*WRITTEN PROBLEM A:* Copy the passage of the regex-to-anchor extraction document that starts at "If this invariant" and ends at "short branch (regex2anchor.rs).".
*WRITTEN PROBLEM B:* Write the next part of the regex-to-anchor extraction document, picking up after its last sentence.

*ARTICLE:*
## BEGIN

Skip to content

Latest commit

 

History

History
451 lines (327 loc) · 23.4 KB

File metadata and controls

451 lines (327 loc) · 23.4 KB

Regex-to-Anchor Extraction

Overview

The regex2anchor module (crates/scanner-engine/src/regex2anchor.rs) extracts literal byte substrings ("anchors") from regex patterns for use as Vectorscan prefilters. This enables a two-pass scanning architecture:

  1. Fast pass: Vectorscan scans the haystack for anchor literals (hardware-accelerated multi-pattern matching).
  2. Slow pass: The full regex engine runs only on candidate regions where an anchor was found.

Without anchors, every regex rule must run against the entire input. With anchors, the engine skips regions that cannot possibly match, producing large throughput gains on real-world workloads where most of the input does not contain secrets.

Why This Matters

Anchor extraction is the critical bridge between regex rules (authored by humans for readability) and Vectorscan databases (optimized for throughput). A pattern like ghp_[A-Za-z0-9]{36} compiles to the anchor "ghp_", so Vectorscan only reports positions containing that 4-byte literal. The full regex then confirms the trailing 36-character alphanumeric suffix in a narrow window.

Soundness Invariant

The single non-negotiable correctness rule:

For any pattern P and haystack H:
  if regex_matches(P, H),
  then H must contain at least one derived anchor.

If this invariant is violated, the scanner produces false negatives (missed secrets). The algorithm is therefore conservative: it returns errors (Unanchorable, OnlyWeakAnchors) when it cannot safely produce anchors, rather than risk missing a match.

Key corollaries:

  • Patterns that can match the empty string are always rejected (regex2anchor.rs). An empty match has no bytes for an anchor to match against.
  • Anchors are never filtered by length post-derivation for alternations. If an alternation branch produces a short anchor, the entire set is rejected as OnlyWeakAnchors rather than silently dropping the short branch (regex2anchor.rs).

## END

*RAW DATA:*

## BEGIN

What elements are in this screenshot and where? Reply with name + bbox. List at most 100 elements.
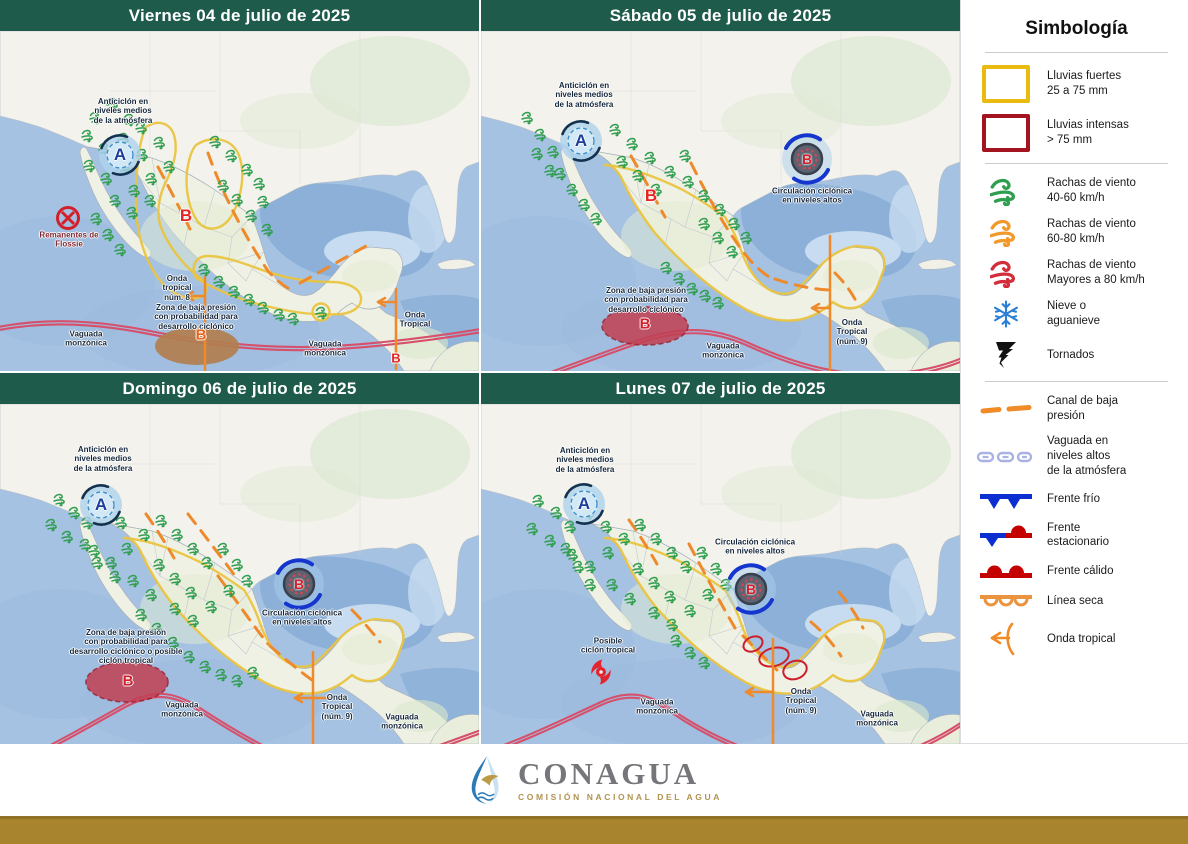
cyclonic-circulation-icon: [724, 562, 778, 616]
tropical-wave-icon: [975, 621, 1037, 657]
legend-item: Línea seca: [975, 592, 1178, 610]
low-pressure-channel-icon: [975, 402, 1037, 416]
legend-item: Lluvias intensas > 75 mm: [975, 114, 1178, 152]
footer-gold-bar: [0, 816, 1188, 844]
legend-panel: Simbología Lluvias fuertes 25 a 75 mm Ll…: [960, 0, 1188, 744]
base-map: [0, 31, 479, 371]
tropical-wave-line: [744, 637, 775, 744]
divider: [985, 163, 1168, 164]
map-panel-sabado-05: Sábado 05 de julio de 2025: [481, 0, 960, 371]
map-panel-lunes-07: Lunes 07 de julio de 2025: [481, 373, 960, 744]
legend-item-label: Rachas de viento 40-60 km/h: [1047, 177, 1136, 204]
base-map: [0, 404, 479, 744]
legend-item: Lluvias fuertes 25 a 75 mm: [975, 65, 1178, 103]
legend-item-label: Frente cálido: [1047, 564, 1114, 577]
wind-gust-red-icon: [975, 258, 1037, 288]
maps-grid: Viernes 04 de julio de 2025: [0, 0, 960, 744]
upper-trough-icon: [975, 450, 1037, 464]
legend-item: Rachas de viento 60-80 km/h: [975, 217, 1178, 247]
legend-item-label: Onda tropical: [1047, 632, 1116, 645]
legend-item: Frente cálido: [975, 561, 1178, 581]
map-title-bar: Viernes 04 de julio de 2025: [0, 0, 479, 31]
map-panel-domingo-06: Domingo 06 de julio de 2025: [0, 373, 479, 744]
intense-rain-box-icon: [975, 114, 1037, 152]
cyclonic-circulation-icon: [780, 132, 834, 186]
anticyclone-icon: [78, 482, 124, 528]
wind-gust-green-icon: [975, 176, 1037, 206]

## END

*TASK RESPONSE A:*
If this invariant is violated, the scanner produces false negatives (missed secrets). The algorithm is therefore conservative: it returns errors (Unanchorable, OnlyWeakAnchors) when it cannot safely produce anchors, rather than risk missing a match.

Key corollaries:

  • Patterns that can match the empty string are always rejected (regex2anchor.rs). An empty match has no bytes for an anchor to match against.
  • Anchors are never filtered by length post-derivation for alternations. If an alternation branch produces a short anchor, the entire set is rejected as OnlyWeakAnchors rather than silently dropping the short branch (regex2anchor.rs).

*TASK RESPONSE B:*
  • Information is only ever weakened, never strengthened, as it propagates up the HIR tree (regex2anchor.rs).

Algorithm

High-Level Pipeline

Regex string
    │
    ▼
┌────────────────────────────────┐
│  Parse via regex-syntax        │
│  ParserBuilder → HIR           │
│  (handles flags, case folding) │
└────────────┬───────────────────┘
             │
             ▼
┌────────────────────────────────┐
│  analyze(hir, cfg)             │
│  Structural induction on HIR   │
│  Returns Info { exact, pf }    │
└────────────┬───────────────────┘
             │
             ▼
┌────────────────────────────────┐
│  choose_anchors(info, cfg)     │
│  Enforce min_anchor_len        │
│  Reject empty-matching sets    │
└────────────┬───────────────────┘
             │
             ▼
┌────────────────────────────────┐
│  TriggerPlan                   │
│  Anchored / Residue /          │
│  Unfilterable                  │
└────────────────────────────────┘

Step 1: Parse to HIR

The module uses regex-syntax::ParserBuilder to parse the pattern into a High-level Intermediate Representation (HIR). The AnchorDeriveConfig::utf8 flag controls whether UTF-8 or byte-oriented parsing is used — this must match the regex engine that will perform the final match (regex2anchor.rs).

HIR handles flags ((?i), (?-u)), case folding, and character class normalization. For example, (?i:ab) is lowered to [aA][bB], which the analyzer handles as two character classes without needing case folding logic.

Step 2: Analyze the HIR

The analyze function (regex2anchor.rs) performs structural induction on each HIR node, returning an Info value that tracks:

  • exact: An explicit, finite set of byte strings the node can match (or None if the set is too large or unbounded).
  • pf: A Prefilter summary (a required substring or set of substrings) that must appear in any match.

Each HIR node type has specific analysis rules:

HIR Node Analysis Rule Reference
Empty Exact set {b""} regex2anchor.rs
Literal(bytes) Exact singleton {bytes} regex2anchor.rs
Class Expand to exact set if small ASCII/byte; otherwise All regex2anchor.rs
Look Treated as empty (zero-width; consumes no bytes) regex2anchor.rs
Repetition Delegated to analyze_repetition regex2anchor.rs
Capture Transparent; analyze inner sub-expression regex2anchor.rs
Concat Delegated to analyze_concat regex2anchor.rs
Alternation Delegated to analyze_alternation regex2anchor.rs

Step 3: Combine Child Info

Concatenation (analyze_concat, regex2anchor.rs):

  1. Try full cross-product of all children's exact sets. If the result fits within config caps, return the exact set.
  2. Otherwise, find the best contiguous exact window via best_exact_window_prefilter — this searches every contiguous run of children with exact sets, cross-products them, and picks the highest-scoring window (regex2anchor.rs).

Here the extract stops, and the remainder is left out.